DATA:
—————
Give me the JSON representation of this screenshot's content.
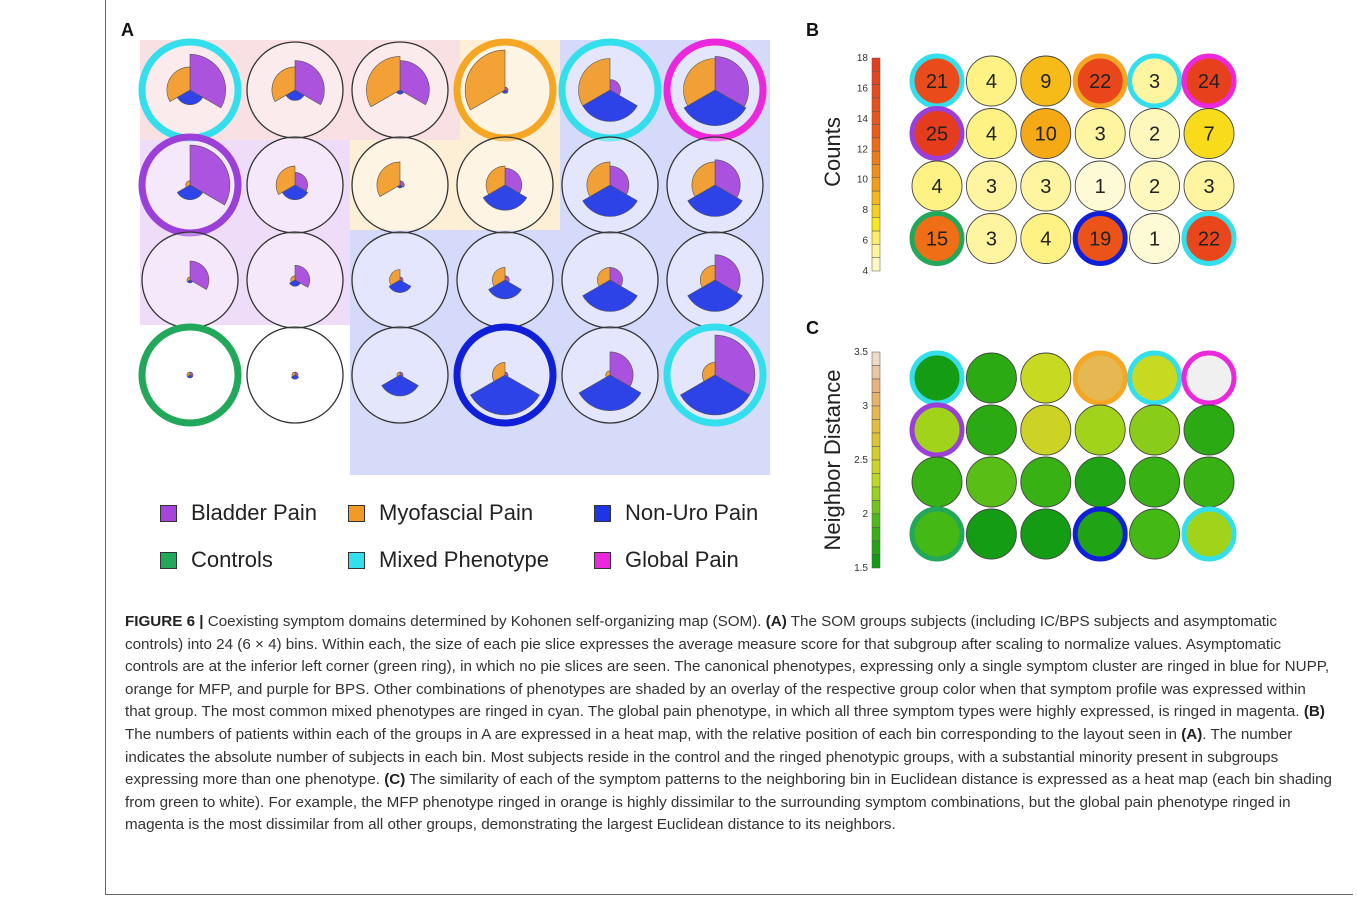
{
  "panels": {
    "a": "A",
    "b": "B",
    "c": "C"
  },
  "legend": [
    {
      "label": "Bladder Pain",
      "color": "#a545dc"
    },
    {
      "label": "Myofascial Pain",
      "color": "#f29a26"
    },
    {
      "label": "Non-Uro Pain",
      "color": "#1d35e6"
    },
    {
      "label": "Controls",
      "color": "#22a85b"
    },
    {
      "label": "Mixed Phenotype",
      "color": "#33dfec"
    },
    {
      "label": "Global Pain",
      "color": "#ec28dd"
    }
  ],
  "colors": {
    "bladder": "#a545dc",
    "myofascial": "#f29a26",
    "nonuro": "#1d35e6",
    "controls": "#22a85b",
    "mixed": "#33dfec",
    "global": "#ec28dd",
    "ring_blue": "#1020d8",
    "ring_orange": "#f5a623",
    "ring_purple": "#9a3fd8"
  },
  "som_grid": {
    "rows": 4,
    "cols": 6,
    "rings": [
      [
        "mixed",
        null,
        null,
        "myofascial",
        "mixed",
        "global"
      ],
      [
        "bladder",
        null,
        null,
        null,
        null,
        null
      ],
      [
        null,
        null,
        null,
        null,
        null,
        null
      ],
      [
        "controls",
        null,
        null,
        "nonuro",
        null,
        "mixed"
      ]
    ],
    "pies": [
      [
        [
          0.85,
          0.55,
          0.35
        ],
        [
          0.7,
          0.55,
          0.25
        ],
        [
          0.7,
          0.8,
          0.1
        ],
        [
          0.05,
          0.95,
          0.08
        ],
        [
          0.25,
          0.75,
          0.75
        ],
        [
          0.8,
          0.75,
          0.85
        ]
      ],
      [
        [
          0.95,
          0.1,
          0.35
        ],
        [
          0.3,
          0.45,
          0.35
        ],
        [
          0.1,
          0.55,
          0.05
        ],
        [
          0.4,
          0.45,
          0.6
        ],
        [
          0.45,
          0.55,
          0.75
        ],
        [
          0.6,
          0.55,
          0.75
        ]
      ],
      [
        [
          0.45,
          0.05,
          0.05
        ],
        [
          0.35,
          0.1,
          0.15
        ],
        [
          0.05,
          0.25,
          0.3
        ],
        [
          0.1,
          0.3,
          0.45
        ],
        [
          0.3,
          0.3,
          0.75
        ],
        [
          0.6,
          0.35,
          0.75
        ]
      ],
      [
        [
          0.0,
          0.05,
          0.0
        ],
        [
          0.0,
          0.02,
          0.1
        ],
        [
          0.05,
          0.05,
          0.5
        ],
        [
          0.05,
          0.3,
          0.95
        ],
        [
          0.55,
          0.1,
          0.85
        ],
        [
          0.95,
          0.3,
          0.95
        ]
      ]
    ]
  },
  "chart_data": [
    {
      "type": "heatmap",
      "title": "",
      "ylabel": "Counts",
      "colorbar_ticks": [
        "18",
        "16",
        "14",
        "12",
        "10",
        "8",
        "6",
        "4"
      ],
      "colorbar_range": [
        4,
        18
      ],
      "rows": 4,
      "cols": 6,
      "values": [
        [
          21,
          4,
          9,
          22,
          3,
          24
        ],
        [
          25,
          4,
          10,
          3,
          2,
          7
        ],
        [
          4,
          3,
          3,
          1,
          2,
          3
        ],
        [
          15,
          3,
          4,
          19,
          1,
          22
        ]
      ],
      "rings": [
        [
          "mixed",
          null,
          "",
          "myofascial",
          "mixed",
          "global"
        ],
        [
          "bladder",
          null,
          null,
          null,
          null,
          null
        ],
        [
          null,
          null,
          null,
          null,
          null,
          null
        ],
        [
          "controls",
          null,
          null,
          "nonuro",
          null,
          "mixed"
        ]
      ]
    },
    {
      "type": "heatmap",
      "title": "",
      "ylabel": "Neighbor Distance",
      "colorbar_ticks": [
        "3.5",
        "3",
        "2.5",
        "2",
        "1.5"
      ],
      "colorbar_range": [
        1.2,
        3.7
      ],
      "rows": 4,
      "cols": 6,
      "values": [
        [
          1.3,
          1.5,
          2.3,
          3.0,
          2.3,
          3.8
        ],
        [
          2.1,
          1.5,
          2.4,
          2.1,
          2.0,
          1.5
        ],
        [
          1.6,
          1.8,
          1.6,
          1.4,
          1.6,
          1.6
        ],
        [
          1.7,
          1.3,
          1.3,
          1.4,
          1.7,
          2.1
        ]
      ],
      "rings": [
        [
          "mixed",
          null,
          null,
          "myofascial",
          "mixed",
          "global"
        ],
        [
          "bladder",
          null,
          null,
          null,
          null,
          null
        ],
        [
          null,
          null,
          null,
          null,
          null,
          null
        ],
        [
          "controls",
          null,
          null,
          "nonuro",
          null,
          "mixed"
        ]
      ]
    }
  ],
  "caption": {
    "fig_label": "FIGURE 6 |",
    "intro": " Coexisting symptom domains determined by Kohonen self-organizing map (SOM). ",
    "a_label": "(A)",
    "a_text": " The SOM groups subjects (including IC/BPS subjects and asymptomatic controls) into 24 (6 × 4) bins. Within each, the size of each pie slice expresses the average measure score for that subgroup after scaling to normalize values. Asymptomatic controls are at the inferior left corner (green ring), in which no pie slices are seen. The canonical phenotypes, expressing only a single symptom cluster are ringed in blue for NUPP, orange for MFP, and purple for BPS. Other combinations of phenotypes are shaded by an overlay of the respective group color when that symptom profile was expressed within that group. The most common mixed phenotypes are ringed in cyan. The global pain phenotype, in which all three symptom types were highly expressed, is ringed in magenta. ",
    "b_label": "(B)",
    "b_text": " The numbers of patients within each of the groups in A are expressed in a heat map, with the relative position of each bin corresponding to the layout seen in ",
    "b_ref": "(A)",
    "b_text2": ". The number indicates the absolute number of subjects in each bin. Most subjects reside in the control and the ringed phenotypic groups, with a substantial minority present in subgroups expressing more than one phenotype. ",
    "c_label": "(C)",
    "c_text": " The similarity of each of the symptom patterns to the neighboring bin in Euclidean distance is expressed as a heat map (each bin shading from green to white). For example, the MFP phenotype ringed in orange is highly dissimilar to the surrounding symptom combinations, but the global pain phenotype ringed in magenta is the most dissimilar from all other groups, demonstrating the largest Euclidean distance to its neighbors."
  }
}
—————
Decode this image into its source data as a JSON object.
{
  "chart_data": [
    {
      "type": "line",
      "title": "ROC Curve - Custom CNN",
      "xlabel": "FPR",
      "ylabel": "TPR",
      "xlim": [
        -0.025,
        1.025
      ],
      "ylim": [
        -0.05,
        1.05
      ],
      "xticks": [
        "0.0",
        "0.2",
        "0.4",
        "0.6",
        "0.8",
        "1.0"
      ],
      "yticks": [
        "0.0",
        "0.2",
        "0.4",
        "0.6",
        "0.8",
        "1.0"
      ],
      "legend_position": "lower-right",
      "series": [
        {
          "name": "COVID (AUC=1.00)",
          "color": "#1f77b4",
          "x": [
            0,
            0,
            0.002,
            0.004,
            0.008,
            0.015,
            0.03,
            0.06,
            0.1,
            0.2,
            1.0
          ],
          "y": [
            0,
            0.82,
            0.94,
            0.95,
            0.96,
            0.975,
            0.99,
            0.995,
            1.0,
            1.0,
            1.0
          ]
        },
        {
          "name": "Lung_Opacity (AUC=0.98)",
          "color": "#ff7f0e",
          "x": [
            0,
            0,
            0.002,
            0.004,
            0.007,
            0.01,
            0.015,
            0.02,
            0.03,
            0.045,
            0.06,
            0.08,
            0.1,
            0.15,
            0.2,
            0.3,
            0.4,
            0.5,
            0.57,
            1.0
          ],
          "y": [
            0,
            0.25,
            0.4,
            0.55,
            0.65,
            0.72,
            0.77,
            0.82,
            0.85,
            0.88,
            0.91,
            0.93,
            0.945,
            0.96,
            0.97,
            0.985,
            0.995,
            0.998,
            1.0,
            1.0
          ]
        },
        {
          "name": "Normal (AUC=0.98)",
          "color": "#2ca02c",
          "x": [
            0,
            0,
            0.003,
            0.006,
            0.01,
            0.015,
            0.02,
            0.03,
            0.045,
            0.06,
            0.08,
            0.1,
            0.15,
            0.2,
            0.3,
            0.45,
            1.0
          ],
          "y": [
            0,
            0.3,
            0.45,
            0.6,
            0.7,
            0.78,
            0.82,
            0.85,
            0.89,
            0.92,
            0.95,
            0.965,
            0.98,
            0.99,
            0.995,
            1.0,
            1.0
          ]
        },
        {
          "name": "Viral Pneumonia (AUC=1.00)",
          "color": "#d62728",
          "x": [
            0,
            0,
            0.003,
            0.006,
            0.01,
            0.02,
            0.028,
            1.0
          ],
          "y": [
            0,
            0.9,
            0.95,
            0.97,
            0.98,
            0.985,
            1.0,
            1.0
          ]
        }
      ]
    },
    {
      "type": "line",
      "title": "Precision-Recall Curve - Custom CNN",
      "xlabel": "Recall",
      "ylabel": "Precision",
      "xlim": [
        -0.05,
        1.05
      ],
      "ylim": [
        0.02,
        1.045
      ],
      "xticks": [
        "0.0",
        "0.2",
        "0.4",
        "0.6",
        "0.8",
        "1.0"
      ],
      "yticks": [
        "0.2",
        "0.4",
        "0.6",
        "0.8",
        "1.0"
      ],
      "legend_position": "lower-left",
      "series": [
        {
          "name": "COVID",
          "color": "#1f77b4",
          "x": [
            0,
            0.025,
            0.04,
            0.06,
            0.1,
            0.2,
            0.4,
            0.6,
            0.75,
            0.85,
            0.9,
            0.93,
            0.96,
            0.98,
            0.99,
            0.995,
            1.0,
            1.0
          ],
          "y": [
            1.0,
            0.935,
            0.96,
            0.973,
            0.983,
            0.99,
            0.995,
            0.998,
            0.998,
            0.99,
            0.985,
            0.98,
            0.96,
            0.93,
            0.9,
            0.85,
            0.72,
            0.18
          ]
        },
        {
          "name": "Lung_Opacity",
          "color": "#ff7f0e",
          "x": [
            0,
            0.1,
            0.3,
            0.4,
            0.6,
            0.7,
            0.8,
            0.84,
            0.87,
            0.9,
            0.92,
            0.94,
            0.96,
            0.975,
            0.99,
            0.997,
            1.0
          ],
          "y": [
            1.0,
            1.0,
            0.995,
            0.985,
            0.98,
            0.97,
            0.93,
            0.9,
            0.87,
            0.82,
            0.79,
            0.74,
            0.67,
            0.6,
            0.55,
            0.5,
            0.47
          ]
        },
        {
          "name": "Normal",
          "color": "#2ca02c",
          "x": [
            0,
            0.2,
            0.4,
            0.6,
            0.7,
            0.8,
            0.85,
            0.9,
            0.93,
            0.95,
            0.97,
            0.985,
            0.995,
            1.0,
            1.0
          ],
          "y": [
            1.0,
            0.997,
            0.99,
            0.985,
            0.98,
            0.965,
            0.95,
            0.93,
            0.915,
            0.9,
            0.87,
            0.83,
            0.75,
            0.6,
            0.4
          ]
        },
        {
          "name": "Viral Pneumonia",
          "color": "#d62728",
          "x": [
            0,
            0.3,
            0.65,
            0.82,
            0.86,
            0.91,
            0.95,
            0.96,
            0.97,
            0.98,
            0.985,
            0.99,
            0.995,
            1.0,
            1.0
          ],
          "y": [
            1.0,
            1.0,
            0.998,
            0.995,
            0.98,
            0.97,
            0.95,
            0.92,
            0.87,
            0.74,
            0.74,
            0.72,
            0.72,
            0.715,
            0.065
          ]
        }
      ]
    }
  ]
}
—————
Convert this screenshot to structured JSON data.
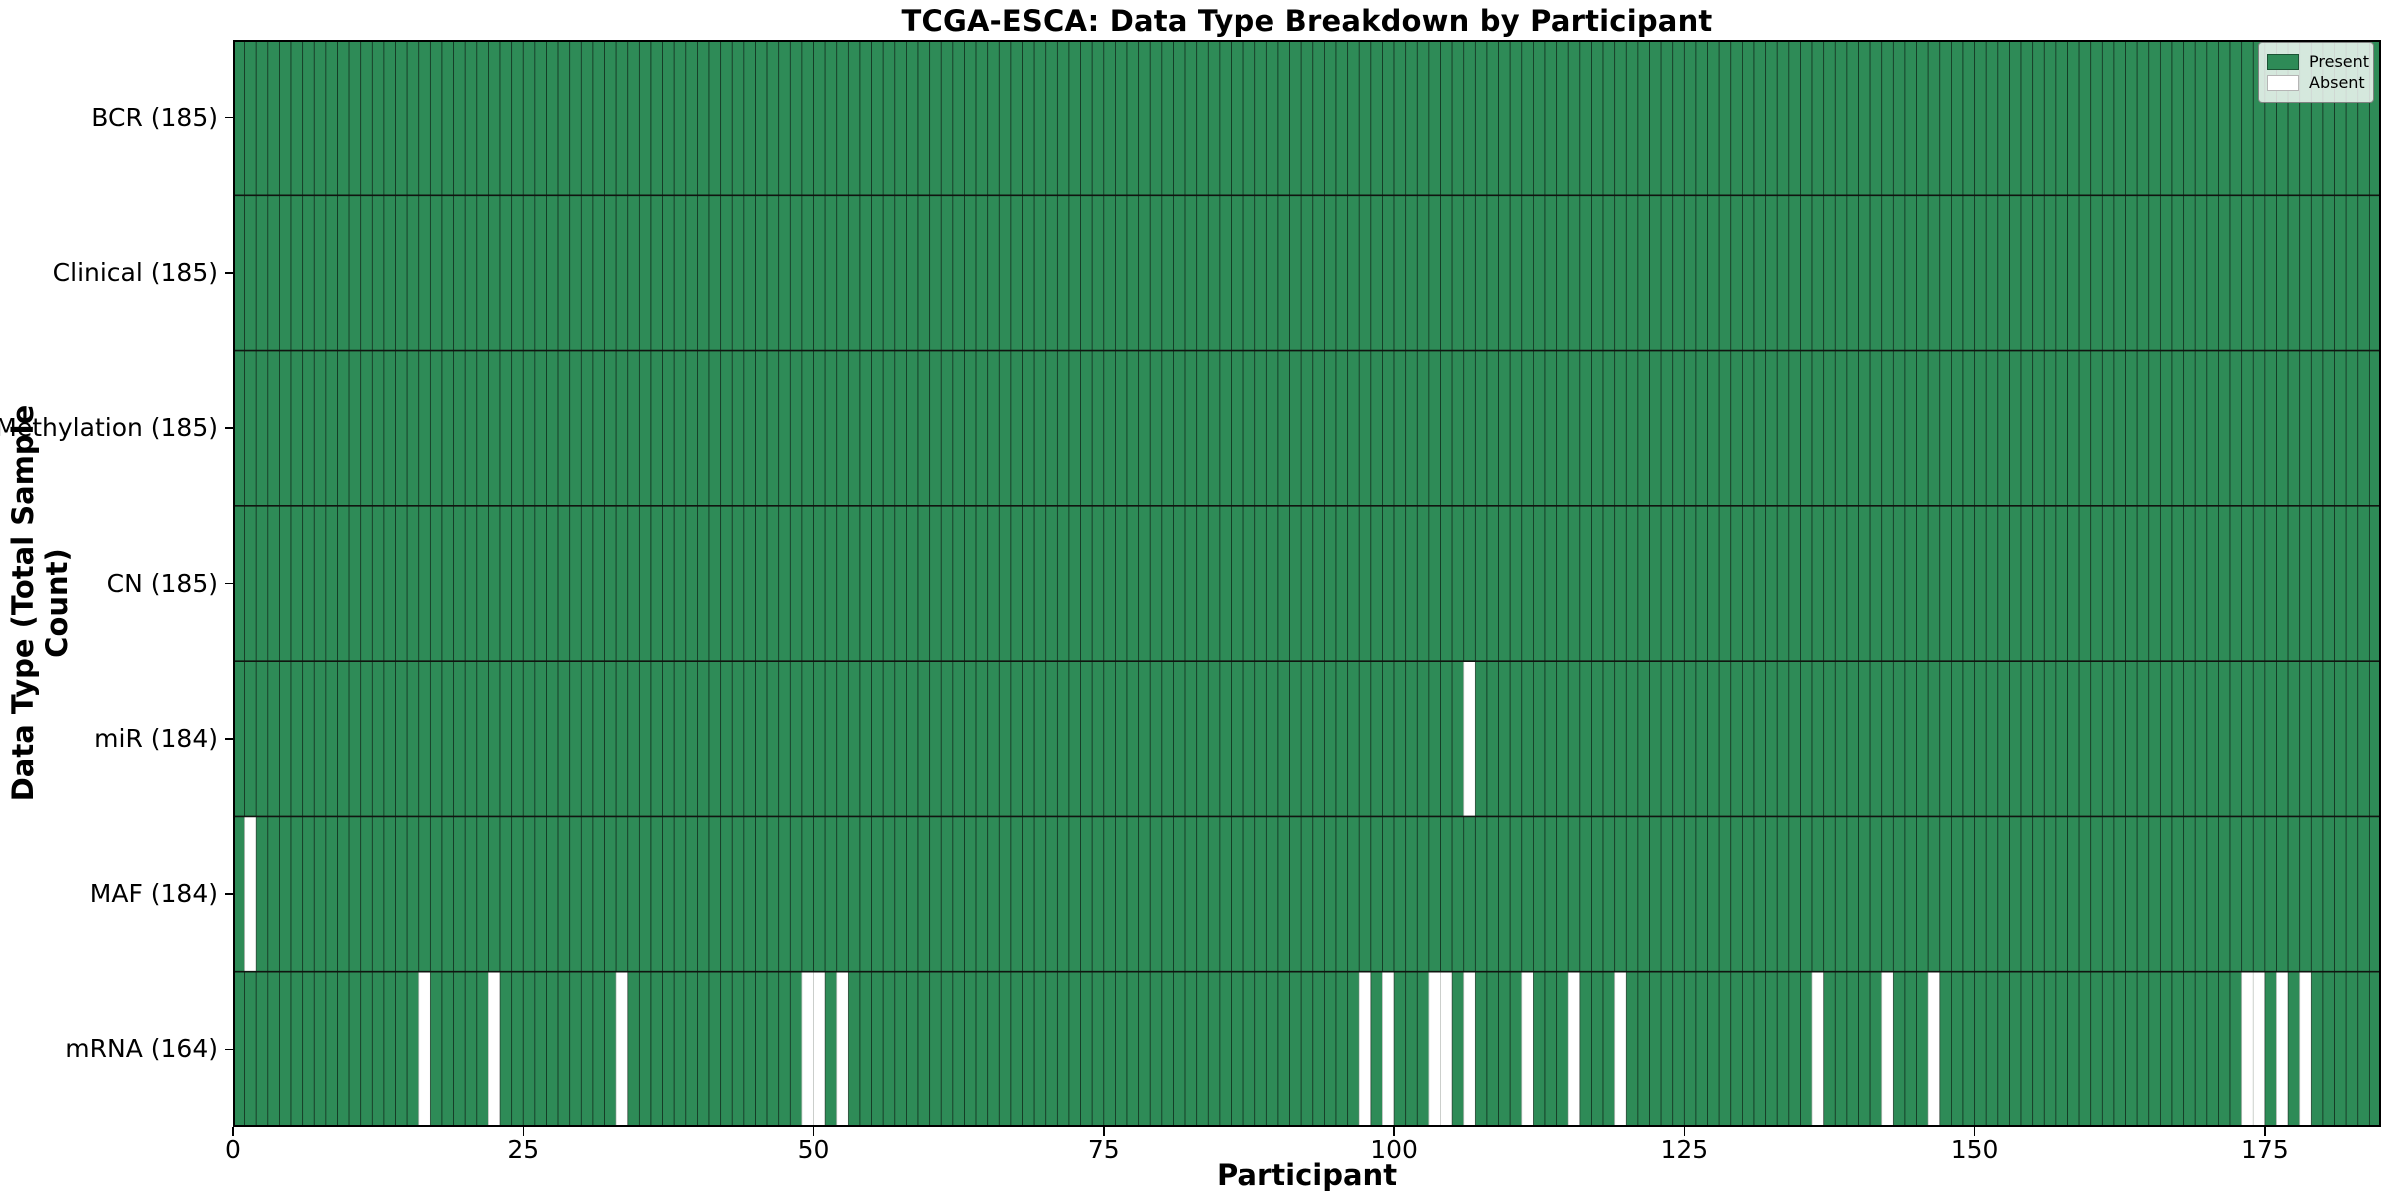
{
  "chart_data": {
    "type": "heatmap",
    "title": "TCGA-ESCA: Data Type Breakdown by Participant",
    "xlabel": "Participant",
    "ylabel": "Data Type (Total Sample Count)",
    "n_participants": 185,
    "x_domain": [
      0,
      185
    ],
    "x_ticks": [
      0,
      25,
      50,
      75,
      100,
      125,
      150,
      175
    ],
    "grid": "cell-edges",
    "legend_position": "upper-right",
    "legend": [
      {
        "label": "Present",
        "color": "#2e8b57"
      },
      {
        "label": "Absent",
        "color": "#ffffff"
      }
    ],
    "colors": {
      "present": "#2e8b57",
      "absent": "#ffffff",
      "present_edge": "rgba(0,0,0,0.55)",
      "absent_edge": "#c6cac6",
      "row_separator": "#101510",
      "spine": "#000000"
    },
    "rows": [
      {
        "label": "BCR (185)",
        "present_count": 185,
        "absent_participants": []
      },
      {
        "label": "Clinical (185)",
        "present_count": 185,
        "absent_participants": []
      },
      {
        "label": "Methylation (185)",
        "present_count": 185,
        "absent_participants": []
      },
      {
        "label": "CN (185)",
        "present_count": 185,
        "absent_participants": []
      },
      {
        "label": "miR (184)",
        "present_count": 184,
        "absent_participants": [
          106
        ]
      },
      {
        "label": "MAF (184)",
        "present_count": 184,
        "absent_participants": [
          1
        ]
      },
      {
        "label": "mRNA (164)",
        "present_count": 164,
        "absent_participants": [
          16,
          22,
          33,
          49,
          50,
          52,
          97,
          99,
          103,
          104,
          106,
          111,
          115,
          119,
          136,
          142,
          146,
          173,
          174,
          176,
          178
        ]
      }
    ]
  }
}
—————
TASK DETAILS: Each line of the entries that contains "magenta" counts once; state the total as a bare number.

WRITTEN SOLUTION: 2